Examine the entries and show every line in which the word "légèrement" is found.

═══ SUPPLIED RECORDS ═══

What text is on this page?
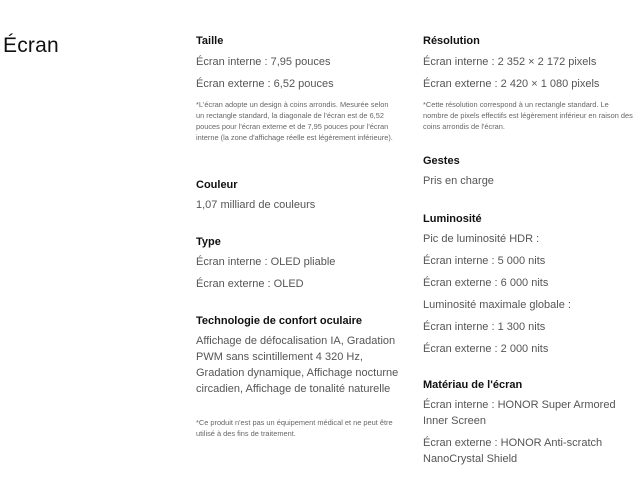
Écran	Taille

Écran interne : 7,95 pouces

Écran externe : 6,52 pouces

*L'écran adopte un design à coins arrondis. Mesurée selon un rectangle standard, la diagonale de l'écran est de 6,52 pouces pour l'écran externe et de 7,95 pouces pour l'écran interne (la zone d'affichage réelle est légèrement inférieure).

Couleur

1,07 milliard de couleurs

Type

Écran interne : OLED pliable

Écran externe : OLED

Technologie de confort oculaire

Affichage de défocalisation IA, Gradation PWM sans scintillement 4 320 Hz, Gradation dynamique, Affichage nocturne circadien, Affichage de tonalité naturelle

*Ce produit n'est pas un équipement médical et ne peut être utilisé à des fins de traitement.

Résolution

Écran interne : 2 352 × 2 172 pixels

Écran externe : 2 420 × 1 080 pixels

*Cette résolution correspond à un rectangle standard. Le nombre de pixels effectifs est légèrement inférieur en raison des coins arrondis de l'écran.

Gestes

Pris en charge

Luminosité

Pic de luminosité HDR :

Écran interne : 5 000 nits

Écran externe : 6 000 nits

Luminosité maximale globale :

Écran interne : 1 300 nits

Écran externe : 2 000 nits

Matériau de l'écran

Écran interne : HONOR Super Armored Inner Screen

Écran externe : HONOR Anti-scratch NanoCrystal Shield
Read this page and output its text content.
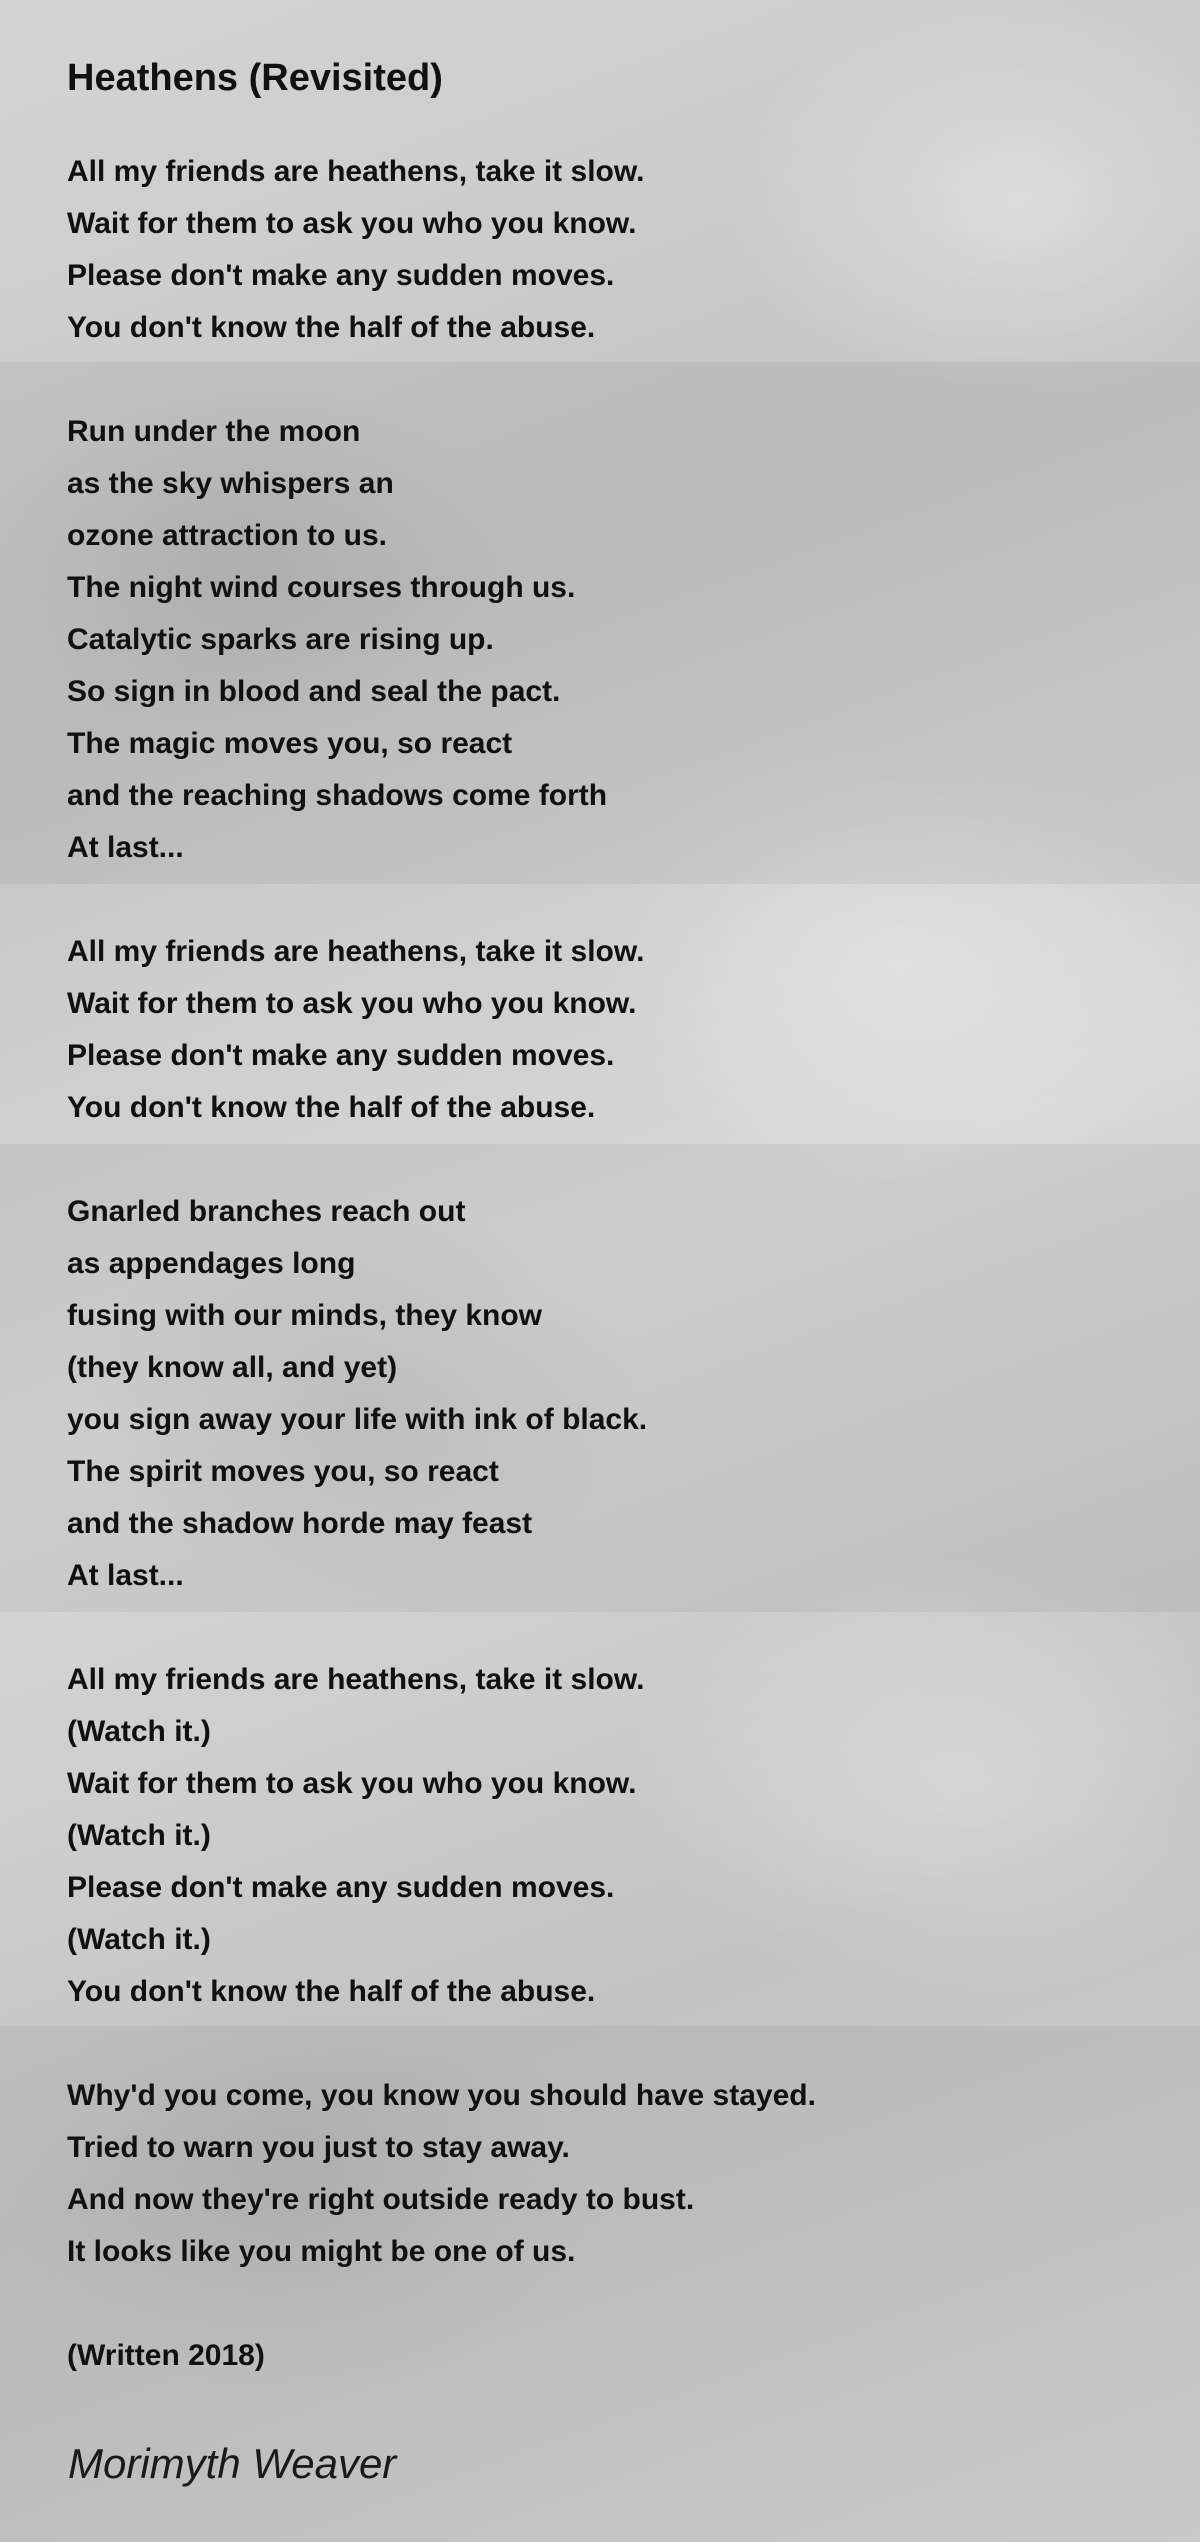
Heathens (Revisited)
All my friends are heathens, take it slow.
Wait for them to ask you who you know.
Please don't make any sudden moves.
You don't know the half of the abuse.
Run under the moon
as the sky whispers an
ozone attraction to us.
The night wind courses through us.
Catalytic sparks are rising up.
So sign in blood and seal the pact.
The magic moves you, so react
and the reaching shadows come forth
At last...
All my friends are heathens, take it slow.
Wait for them to ask you who you know.
Please don't make any sudden moves.
You don't know the half of the abuse.
Gnarled branches reach out
as appendages long
fusing with our minds, they know
(they know all, and yet)
you sign away your life with ink of black.
The spirit moves you, so react
and the shadow horde may feast
At last...
All my friends are heathens, take it slow.
(Watch it.)
Wait for them to ask you who you know.
(Watch it.)
Please don't make any sudden moves.
(Watch it.)
You don't know the half of the abuse.
Why'd you come, you know you should have stayed.
Tried to warn you just to stay away.
And now they're right outside ready to bust.
It looks like you might be one of us.

(Written 2018)

Morimyth Weaver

═══

(SOLUTION TO THE PROBLEM)
*L'écran adopte un design à coins arrondis. Mesurée selon un rectangle standard, la diagonale de l'écran est de 6,52 pouces pour l'écran externe et de 7,95 pouces pour l'écran interne (la zone d'affichage réelle est légèrement inférieure).
*Cette résolution correspond à un rectangle standard. Le nombre de pixels effectifs est légèrement inférieur en raison des coins arrondis de l'écran.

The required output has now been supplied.